What the exercise asks: Every record below should be transcribed exactly. Omit the images.

Raw data:
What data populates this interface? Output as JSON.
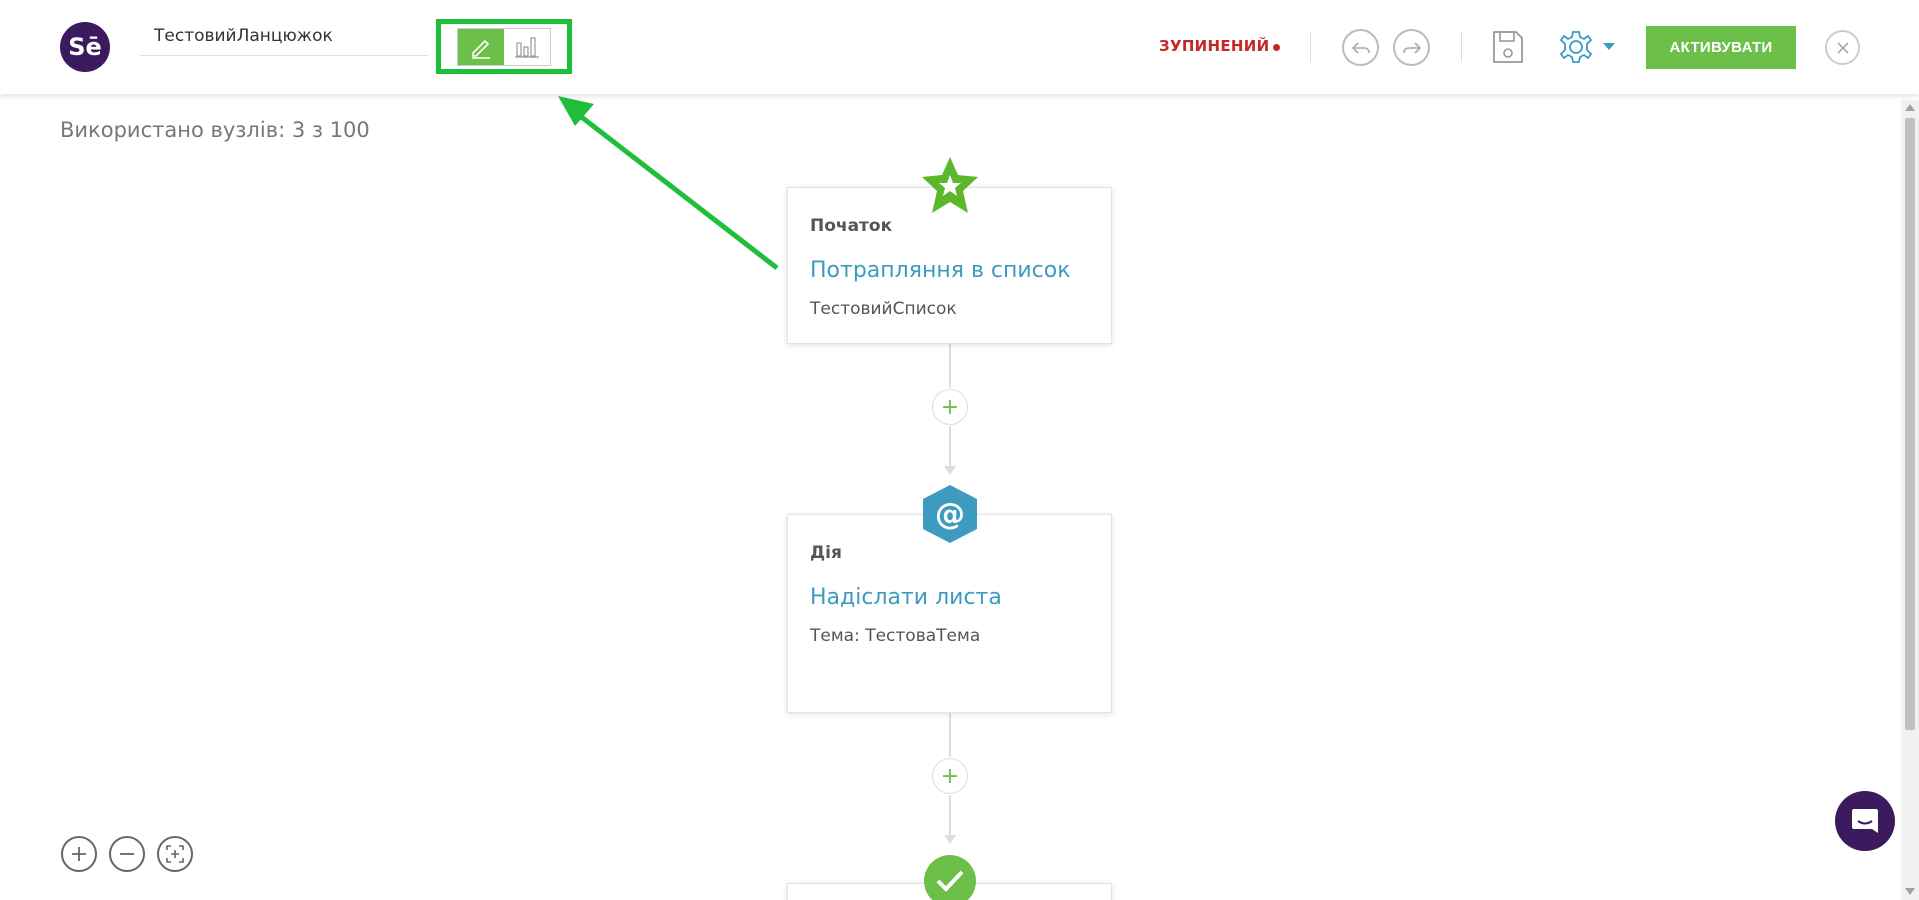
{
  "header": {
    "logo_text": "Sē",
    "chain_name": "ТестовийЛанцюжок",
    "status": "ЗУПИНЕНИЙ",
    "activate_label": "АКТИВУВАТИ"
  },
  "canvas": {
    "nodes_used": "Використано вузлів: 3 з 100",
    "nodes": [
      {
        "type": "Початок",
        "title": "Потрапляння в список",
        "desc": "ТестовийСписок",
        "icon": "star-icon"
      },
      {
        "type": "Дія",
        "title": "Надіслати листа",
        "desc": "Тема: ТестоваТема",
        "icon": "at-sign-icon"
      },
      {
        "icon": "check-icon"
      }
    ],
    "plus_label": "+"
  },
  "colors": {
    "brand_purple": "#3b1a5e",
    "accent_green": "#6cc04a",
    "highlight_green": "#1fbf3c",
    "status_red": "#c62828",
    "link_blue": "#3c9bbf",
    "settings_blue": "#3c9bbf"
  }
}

Problem solution:
What data populates this interface? Output as JSON.
{
  "header": {
    "logo_text": "Sē",
    "chain_name": "ТестовийЛанцюжок",
    "status": "ЗУПИНЕНИЙ",
    "activate_label": "АКТИВУВАТИ"
  },
  "canvas": {
    "nodes_used": "Використано вузлів: 3 з 100",
    "nodes": [
      {
        "type": "Початок",
        "title": "Потрапляння в список",
        "desc": "ТестовийСписок",
        "icon": "star-icon"
      },
      {
        "type": "Дія",
        "title": "Надіслати листа",
        "desc": "Тема: ТестоваТема",
        "icon": "at-sign-icon"
      },
      {
        "icon": "check-icon"
      }
    ],
    "plus_label": "+"
  },
  "colors": {
    "brand_purple": "#3b1a5e",
    "accent_green": "#6cc04a",
    "highlight_green": "#1fbf3c",
    "status_red": "#c62828",
    "link_blue": "#3c9bbf",
    "settings_blue": "#3c9bbf"
  }
}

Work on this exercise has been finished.